### Required task:
Leave the pictures out. Return all other data exactly.

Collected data
___

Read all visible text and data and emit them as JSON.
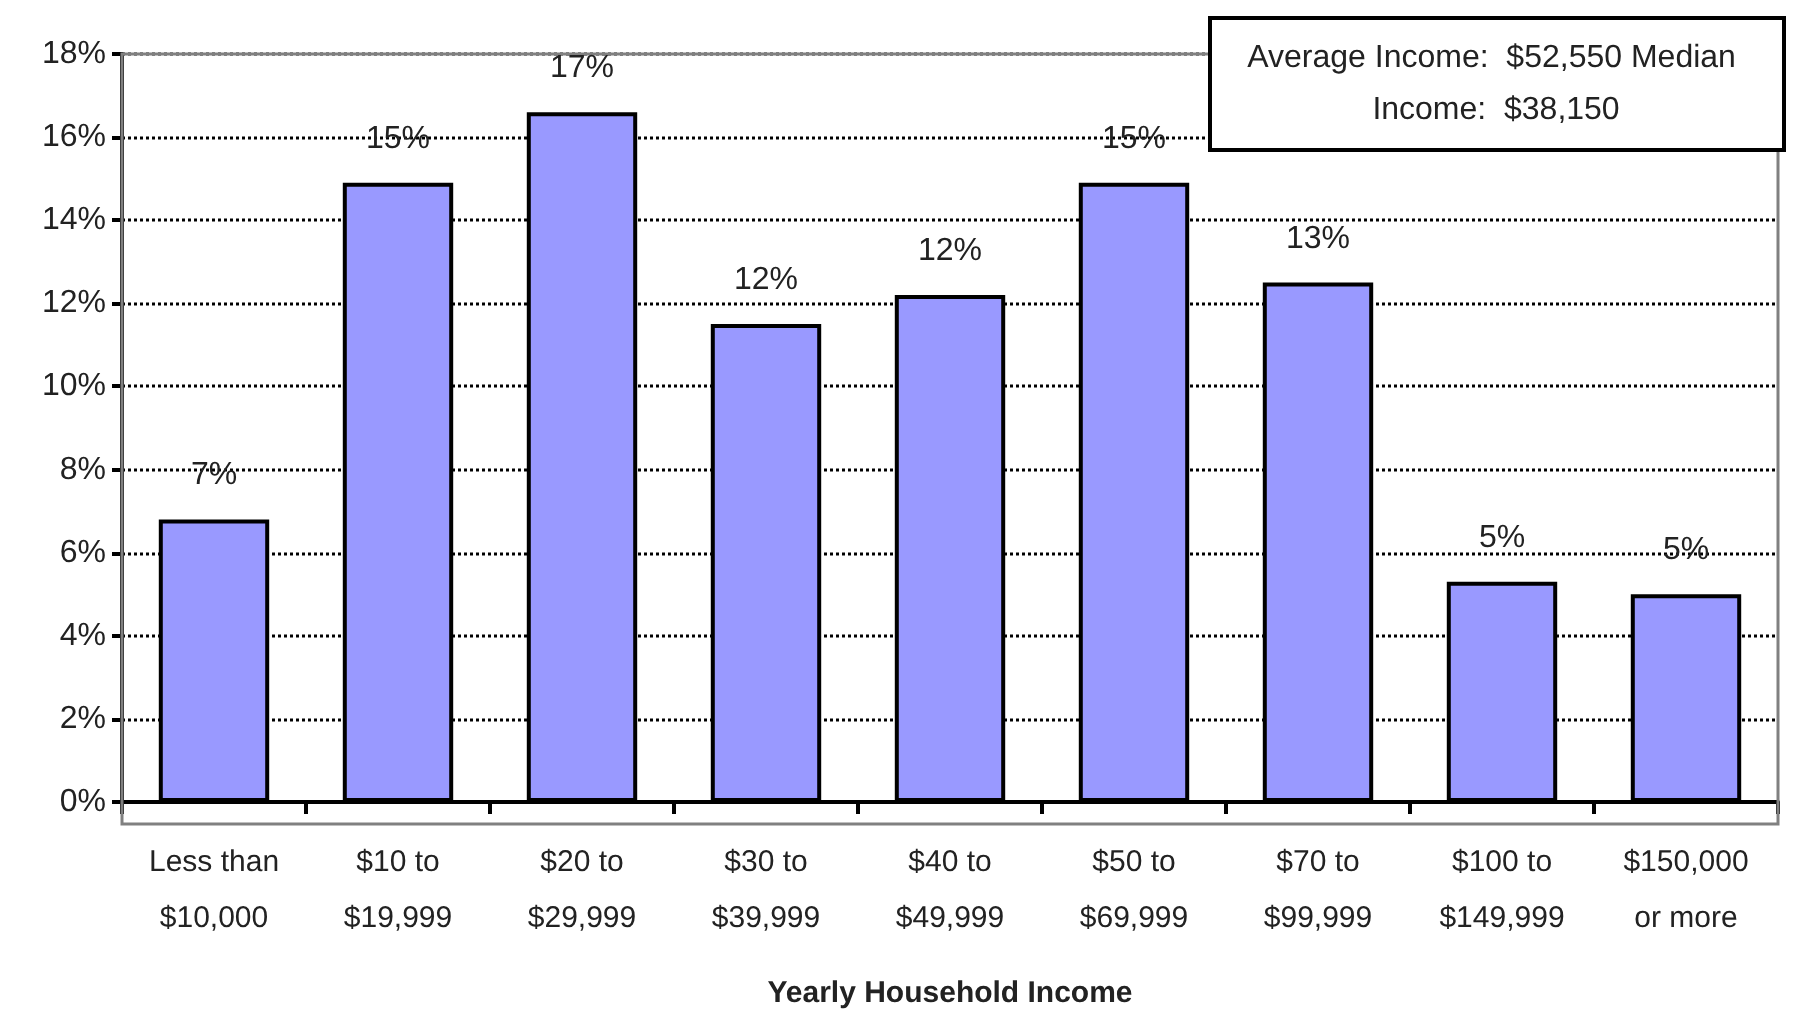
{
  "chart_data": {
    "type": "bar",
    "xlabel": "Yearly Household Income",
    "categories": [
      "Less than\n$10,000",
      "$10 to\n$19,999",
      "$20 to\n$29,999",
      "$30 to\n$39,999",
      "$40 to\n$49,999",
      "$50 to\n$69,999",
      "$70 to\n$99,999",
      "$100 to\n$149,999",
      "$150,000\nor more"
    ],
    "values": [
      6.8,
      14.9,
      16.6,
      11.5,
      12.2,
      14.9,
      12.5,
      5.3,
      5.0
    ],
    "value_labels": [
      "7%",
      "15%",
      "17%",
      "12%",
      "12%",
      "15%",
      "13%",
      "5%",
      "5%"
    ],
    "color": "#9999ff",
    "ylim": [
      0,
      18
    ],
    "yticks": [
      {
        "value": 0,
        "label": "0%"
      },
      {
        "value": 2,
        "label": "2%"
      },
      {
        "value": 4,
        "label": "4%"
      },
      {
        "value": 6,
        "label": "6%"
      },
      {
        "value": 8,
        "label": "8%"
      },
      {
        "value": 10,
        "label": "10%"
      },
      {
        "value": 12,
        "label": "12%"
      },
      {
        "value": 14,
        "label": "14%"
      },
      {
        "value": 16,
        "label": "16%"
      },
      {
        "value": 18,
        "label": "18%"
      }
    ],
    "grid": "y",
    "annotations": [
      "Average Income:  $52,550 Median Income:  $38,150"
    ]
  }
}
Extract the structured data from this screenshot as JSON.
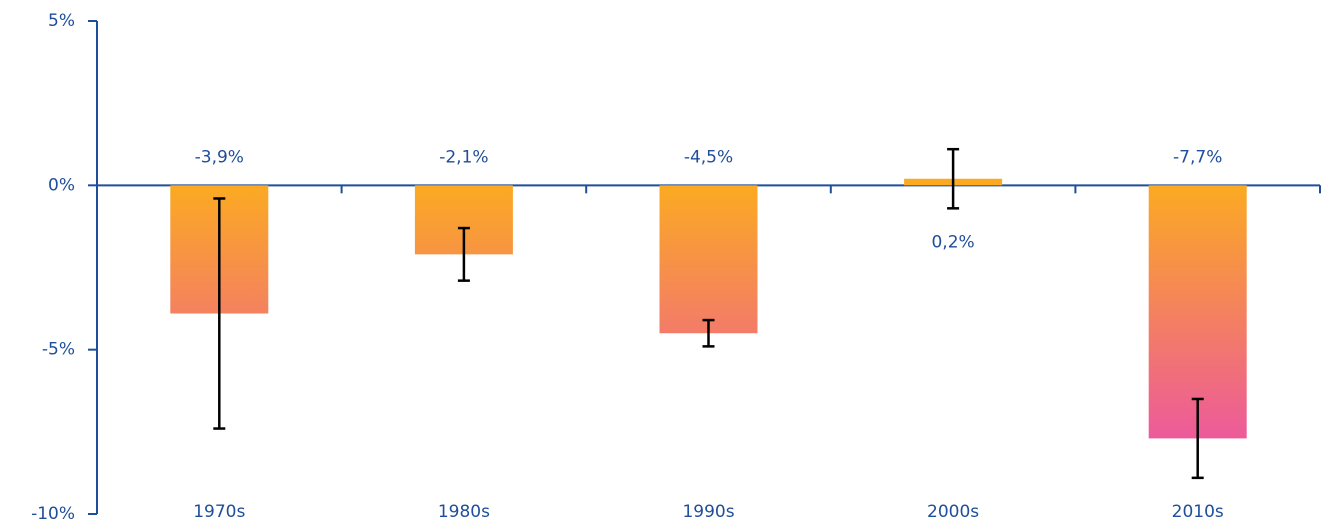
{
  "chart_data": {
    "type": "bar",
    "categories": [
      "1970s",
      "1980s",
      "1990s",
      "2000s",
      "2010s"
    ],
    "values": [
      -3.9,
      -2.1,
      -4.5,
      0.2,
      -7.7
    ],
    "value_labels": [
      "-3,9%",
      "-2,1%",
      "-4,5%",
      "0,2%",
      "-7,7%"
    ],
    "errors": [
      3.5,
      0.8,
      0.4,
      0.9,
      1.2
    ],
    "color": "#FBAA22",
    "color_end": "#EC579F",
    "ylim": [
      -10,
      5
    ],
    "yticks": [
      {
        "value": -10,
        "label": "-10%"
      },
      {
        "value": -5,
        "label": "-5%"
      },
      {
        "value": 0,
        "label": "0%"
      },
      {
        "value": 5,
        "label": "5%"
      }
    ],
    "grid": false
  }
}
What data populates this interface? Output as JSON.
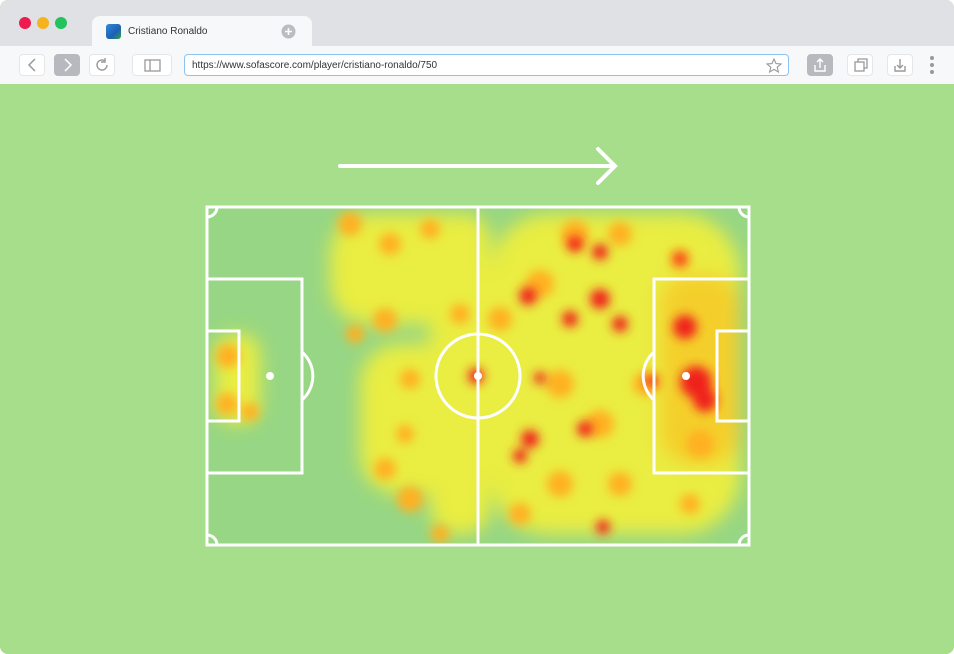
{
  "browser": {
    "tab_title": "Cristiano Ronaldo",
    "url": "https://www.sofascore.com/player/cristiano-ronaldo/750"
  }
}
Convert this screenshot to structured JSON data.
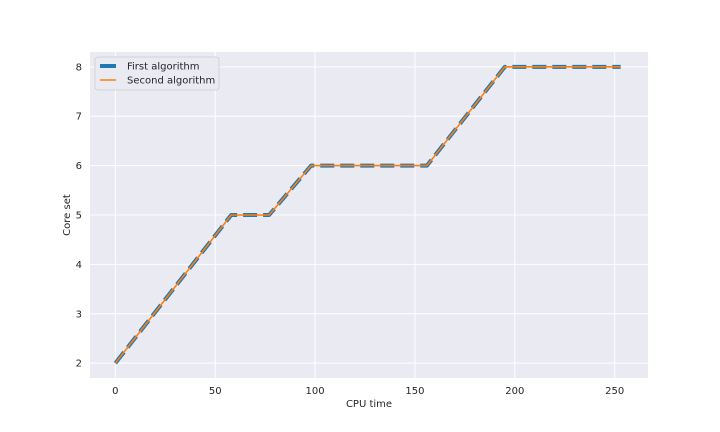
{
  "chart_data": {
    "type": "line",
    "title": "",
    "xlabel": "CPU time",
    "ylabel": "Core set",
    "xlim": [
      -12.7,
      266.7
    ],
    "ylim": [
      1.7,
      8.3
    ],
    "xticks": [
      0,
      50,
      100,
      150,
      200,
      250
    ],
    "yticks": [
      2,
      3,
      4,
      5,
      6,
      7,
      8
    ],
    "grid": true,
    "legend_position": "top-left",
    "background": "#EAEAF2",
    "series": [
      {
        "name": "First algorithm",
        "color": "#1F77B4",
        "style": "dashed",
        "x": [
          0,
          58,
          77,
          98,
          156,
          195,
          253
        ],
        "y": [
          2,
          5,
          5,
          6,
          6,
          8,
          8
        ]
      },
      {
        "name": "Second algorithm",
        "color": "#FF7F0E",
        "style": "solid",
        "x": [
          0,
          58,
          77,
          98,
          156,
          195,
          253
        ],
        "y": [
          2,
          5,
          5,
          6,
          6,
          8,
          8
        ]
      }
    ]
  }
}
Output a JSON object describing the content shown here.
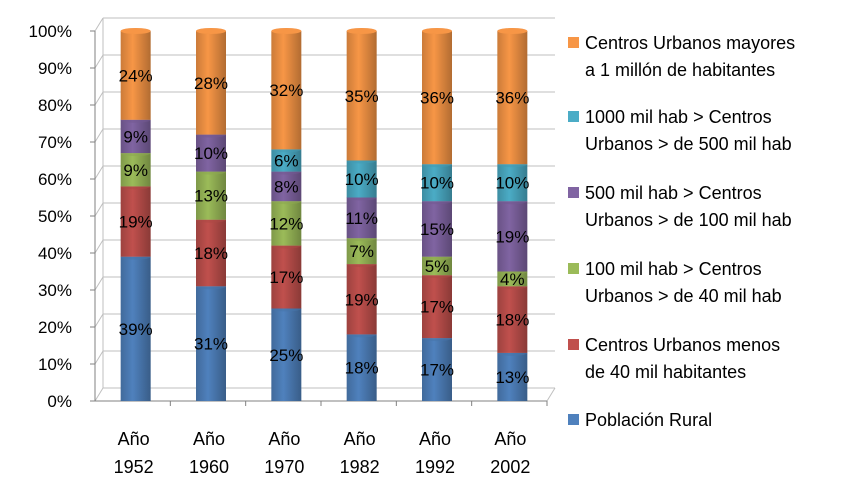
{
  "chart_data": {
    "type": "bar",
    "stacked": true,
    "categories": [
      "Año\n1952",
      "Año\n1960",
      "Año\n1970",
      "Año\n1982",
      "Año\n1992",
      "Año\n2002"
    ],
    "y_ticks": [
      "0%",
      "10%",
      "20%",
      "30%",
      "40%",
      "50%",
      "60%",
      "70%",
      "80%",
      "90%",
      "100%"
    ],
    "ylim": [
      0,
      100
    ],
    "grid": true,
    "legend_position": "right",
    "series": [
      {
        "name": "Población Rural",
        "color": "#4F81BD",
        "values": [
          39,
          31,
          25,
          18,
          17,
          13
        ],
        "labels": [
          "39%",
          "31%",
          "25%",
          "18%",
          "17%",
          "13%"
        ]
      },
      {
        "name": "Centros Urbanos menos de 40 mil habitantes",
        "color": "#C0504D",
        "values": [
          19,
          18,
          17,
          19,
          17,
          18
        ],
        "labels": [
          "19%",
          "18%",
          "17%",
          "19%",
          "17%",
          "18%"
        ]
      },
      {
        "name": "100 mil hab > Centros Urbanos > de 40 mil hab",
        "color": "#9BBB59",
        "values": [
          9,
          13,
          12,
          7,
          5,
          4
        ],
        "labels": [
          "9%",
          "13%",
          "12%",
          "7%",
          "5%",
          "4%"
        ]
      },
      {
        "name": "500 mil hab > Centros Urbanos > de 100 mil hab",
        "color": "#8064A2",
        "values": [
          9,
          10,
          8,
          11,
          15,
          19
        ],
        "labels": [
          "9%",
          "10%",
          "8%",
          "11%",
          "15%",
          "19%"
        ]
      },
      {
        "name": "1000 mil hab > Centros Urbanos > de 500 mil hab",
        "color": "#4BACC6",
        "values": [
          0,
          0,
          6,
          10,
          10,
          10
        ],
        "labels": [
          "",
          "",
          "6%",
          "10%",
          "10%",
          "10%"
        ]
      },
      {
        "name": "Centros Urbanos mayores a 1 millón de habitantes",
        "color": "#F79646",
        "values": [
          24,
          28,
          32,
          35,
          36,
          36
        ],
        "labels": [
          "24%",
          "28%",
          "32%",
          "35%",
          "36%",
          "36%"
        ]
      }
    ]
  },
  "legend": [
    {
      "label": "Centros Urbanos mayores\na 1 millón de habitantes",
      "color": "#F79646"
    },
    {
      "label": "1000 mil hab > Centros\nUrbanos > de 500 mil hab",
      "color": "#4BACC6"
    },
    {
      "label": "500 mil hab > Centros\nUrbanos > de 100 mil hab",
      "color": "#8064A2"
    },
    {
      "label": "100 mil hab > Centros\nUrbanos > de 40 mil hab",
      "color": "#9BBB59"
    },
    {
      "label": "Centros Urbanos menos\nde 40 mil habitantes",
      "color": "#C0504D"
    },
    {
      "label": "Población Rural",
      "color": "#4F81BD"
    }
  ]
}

___

### Response to the task:
Read all visible text and data and emit them as JSON.
{
  "chart_data": {
    "type": "bar",
    "xlabel": "Yearly Household Income",
    "categories": [
      "Less than\n$10,000",
      "$10 to\n$19,999",
      "$20 to\n$29,999",
      "$30 to\n$39,999",
      "$40 to\n$49,999",
      "$50 to\n$69,999",
      "$70 to\n$99,999",
      "$100 to\n$149,999",
      "$150,000\nor more"
    ],
    "values": [
      6.8,
      14.9,
      16.6,
      11.5,
      12.2,
      14.9,
      12.5,
      5.3,
      5.0
    ],
    "value_labels": [
      "7%",
      "15%",
      "17%",
      "12%",
      "12%",
      "15%",
      "13%",
      "5%",
      "5%"
    ],
    "color": "#9999ff",
    "ylim": [
      0,
      18
    ],
    "yticks": [
      {
        "value": 0,
        "label": "0%"
      },
      {
        "value": 2,
        "label": "2%"
      },
      {
        "value": 4,
        "label": "4%"
      },
      {
        "value": 6,
        "label": "6%"
      },
      {
        "value": 8,
        "label": "8%"
      },
      {
        "value": 10,
        "label": "10%"
      },
      {
        "value": 12,
        "label": "12%"
      },
      {
        "value": 14,
        "label": "14%"
      },
      {
        "value": 16,
        "label": "16%"
      },
      {
        "value": 18,
        "label": "18%"
      }
    ],
    "grid": "y",
    "annotations": [
      "Average Income:  $52,550 Median Income:  $38,150"
    ]
  }
}
Extract the structured data from this screenshot as JSON.
{
  "chart_data": {
    "type": "bar",
    "categories": [
      "1970s",
      "1980s",
      "1990s",
      "2000s",
      "2010s"
    ],
    "values": [
      -3.9,
      -2.1,
      -4.5,
      0.2,
      -7.7
    ],
    "value_labels": [
      "-3,9%",
      "-2,1%",
      "-4,5%",
      "0,2%",
      "-7,7%"
    ],
    "errors": [
      3.5,
      0.8,
      0.4,
      0.9,
      1.2
    ],
    "color": "#FBAA22",
    "color_end": "#EC579F",
    "ylim": [
      -10,
      5
    ],
    "yticks": [
      {
        "value": -10,
        "label": "-10%"
      },
      {
        "value": -5,
        "label": "-5%"
      },
      {
        "value": 0,
        "label": "0%"
      },
      {
        "value": 5,
        "label": "5%"
      }
    ],
    "grid": false
  }
}
What data populates this interface? Output as JSON.
{
  "browser": {
    "tab_title": "Cristiano Ronaldo",
    "url": "https://www.sofascore.com/player/cristiano-ronaldo/750"
  }
}
Convert this screenshot to structured JSON data.
{
  "chart_data": {
    "type": "line",
    "title": "",
    "xlabel": "CPU time",
    "ylabel": "Core set",
    "xlim": [
      -12.7,
      266.7
    ],
    "ylim": [
      1.7,
      8.3
    ],
    "xticks": [
      0,
      50,
      100,
      150,
      200,
      250
    ],
    "yticks": [
      2,
      3,
      4,
      5,
      6,
      7,
      8
    ],
    "grid": true,
    "legend_position": "top-left",
    "background": "#EAEAF2",
    "series": [
      {
        "name": "First algorithm",
        "color": "#1F77B4",
        "style": "dashed",
        "x": [
          0,
          58,
          77,
          98,
          156,
          195,
          253
        ],
        "y": [
          2,
          5,
          5,
          6,
          6,
          8,
          8
        ]
      },
      {
        "name": "Second algorithm",
        "color": "#FF7F0E",
        "style": "solid",
        "x": [
          0,
          58,
          77,
          98,
          156,
          195,
          253
        ],
        "y": [
          2,
          5,
          5,
          6,
          6,
          8,
          8
        ]
      }
    ]
  }
}
Output a JSON object describing the content shown here.
{
  "chart_data": {
    "type": "bar",
    "stacked": true,
    "categories": [
      "Año\n1952",
      "Año\n1960",
      "Año\n1970",
      "Año\n1982",
      "Año\n1992",
      "Año\n2002"
    ],
    "y_ticks": [
      "0%",
      "10%",
      "20%",
      "30%",
      "40%",
      "50%",
      "60%",
      "70%",
      "80%",
      "90%",
      "100%"
    ],
    "ylim": [
      0,
      100
    ],
    "grid": true,
    "legend_position": "right",
    "series": [
      {
        "name": "Población Rural",
        "color": "#4F81BD",
        "values": [
          39,
          31,
          25,
          18,
          17,
          13
        ],
        "labels": [
          "39%",
          "31%",
          "25%",
          "18%",
          "17%",
          "13%"
        ]
      },
      {
        "name": "Centros Urbanos menos de 40 mil habitantes",
        "color": "#C0504D",
        "values": [
          19,
          18,
          17,
          19,
          17,
          18
        ],
        "labels": [
          "19%",
          "18%",
          "17%",
          "19%",
          "17%",
          "18%"
        ]
      },
      {
        "name": "100 mil hab > Centros Urbanos > de 40 mil hab",
        "color": "#9BBB59",
        "values": [
          9,
          13,
          12,
          7,
          5,
          4
        ],
        "labels": [
          "9%",
          "13%",
          "12%",
          "7%",
          "5%",
          "4%"
        ]
      },
      {
        "name": "500 mil hab > Centros Urbanos > de 100 mil hab",
        "color": "#8064A2",
        "values": [
          9,
          10,
          8,
          11,
          15,
          19
        ],
        "labels": [
          "9%",
          "10%",
          "8%",
          "11%",
          "15%",
          "19%"
        ]
      },
      {
        "name": "1000 mil hab > Centros Urbanos > de 500 mil hab",
        "color": "#4BACC6",
        "values": [
          0,
          0,
          6,
          10,
          10,
          10
        ],
        "labels": [
          "",
          "",
          "6%",
          "10%",
          "10%",
          "10%"
        ]
      },
      {
        "name": "Centros Urbanos mayores a 1 millón de habitantes",
        "color": "#F79646",
        "values": [
          24,
          28,
          32,
          35,
          36,
          36
        ],
        "labels": [
          "24%",
          "28%",
          "32%",
          "35%",
          "36%",
          "36%"
        ]
      }
    ]
  },
  "legend": [
    {
      "label": "Centros Urbanos mayores\na 1 millón de habitantes",
      "color": "#F79646"
    },
    {
      "label": "1000 mil hab > Centros\nUrbanos > de 500 mil hab",
      "color": "#4BACC6"
    },
    {
      "label": "500 mil hab > Centros\nUrbanos > de 100 mil hab",
      "color": "#8064A2"
    },
    {
      "label": "100 mil hab > Centros\nUrbanos > de 40 mil hab",
      "color": "#9BBB59"
    },
    {
      "label": "Centros Urbanos menos\nde 40 mil habitantes",
      "color": "#C0504D"
    },
    {
      "label": "Población Rural",
      "color": "#4F81BD"
    }
  ]
}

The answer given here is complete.